==== GIVEN RECORDS ====

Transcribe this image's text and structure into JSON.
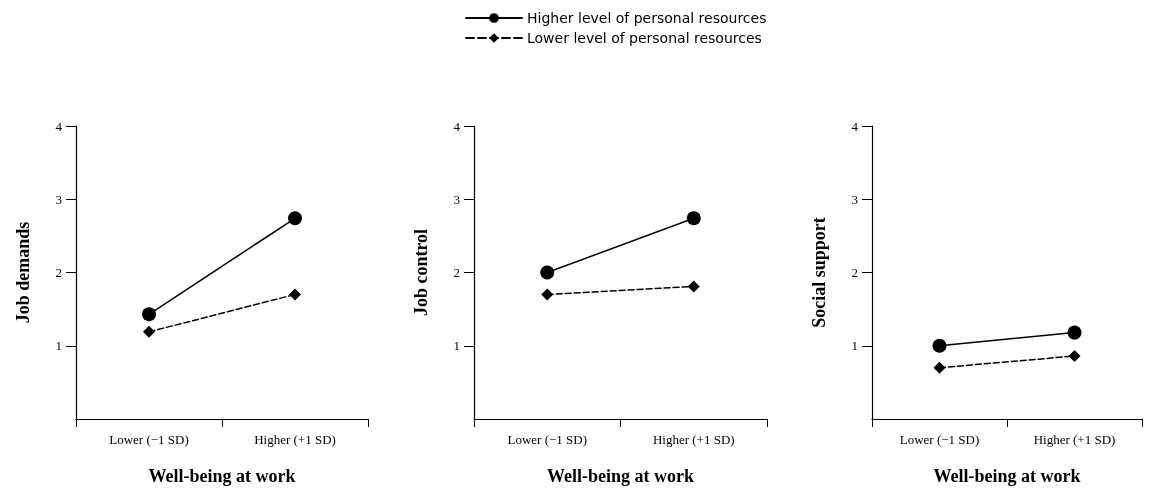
{
  "chart_data": [
    {
      "type": "line",
      "ylabel": "Job demands",
      "xlabel": "Well-being at work",
      "categories": [
        "Lower (−1 SD)",
        "Higher (+1 SD)"
      ],
      "ylim": [
        0,
        4
      ],
      "yticks": [
        1,
        2,
        3,
        4
      ],
      "grid": false,
      "series": [
        {
          "color": "#000000",
          "marker": "circle",
          "line_style": "solid",
          "values": [
            1.43,
            2.74
          ]
        },
        {
          "color": "#000000",
          "marker": "diamond",
          "line_style": "dashed",
          "values": [
            1.19,
            1.7
          ]
        }
      ]
    },
    {
      "type": "line",
      "ylabel": "Job control",
      "xlabel": "Well-being at work",
      "categories": [
        "Lower (−1 SD)",
        "Higher (+1 SD)"
      ],
      "ylim": [
        0,
        4
      ],
      "yticks": [
        1,
        2,
        3,
        4
      ],
      "grid": false,
      "legend": "top",
      "series": [
        {
          "name": "Higher level of personal resources",
          "color": "#000000",
          "marker": "circle",
          "line_style": "solid",
          "values": [
            2.0,
            2.74
          ]
        },
        {
          "name": "Lower level of personal resources",
          "color": "#000000",
          "marker": "diamond",
          "line_style": "dashed",
          "values": [
            1.7,
            1.81
          ]
        }
      ]
    },
    {
      "type": "line",
      "ylabel": "Social support",
      "xlabel": "Well-being at work",
      "categories": [
        "Lower (−1 SD)",
        "Higher (+1 SD)"
      ],
      "ylim": [
        0,
        4
      ],
      "yticks": [
        1,
        2,
        3,
        4
      ],
      "grid": false,
      "series": [
        {
          "color": "#000000",
          "marker": "circle",
          "line_style": "solid",
          "values": [
            1.0,
            1.18
          ]
        },
        {
          "color": "#000000",
          "marker": "diamond",
          "line_style": "dashed",
          "values": [
            0.7,
            0.86
          ]
        }
      ]
    }
  ]
}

====

DIRECTIONS: Pull out and copy each line containing the string "resources".

RESULT:
          "name": "Higher level of personal resources",
          "name": "Lower level of personal resources",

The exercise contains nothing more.